* **What to produce**
Extract the lines that hold the string "Capital".

* **Structured figure records**
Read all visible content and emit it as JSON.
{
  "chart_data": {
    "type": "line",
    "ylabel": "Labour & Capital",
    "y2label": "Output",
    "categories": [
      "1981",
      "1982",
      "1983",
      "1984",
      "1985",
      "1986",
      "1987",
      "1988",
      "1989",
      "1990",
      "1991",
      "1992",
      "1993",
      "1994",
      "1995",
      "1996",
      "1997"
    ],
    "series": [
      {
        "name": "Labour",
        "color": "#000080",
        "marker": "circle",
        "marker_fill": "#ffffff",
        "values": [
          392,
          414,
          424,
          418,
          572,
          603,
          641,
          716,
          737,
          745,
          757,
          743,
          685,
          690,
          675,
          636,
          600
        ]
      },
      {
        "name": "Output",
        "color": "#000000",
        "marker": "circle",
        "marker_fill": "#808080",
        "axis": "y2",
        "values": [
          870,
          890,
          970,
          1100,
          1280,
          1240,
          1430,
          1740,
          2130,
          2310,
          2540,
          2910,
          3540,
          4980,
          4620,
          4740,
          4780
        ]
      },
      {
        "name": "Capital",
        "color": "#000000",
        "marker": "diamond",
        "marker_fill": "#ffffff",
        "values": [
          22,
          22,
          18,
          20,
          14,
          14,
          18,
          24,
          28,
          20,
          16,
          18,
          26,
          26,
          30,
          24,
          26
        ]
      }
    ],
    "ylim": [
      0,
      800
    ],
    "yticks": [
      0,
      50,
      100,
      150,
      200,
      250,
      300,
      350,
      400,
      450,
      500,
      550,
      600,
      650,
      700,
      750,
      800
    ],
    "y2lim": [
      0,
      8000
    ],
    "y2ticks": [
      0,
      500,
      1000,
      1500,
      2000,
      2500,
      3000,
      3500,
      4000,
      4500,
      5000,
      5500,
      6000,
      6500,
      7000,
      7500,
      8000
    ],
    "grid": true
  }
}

* **Task answer**
    "ylabel": "Labour & Capital",
        "name": "Capital",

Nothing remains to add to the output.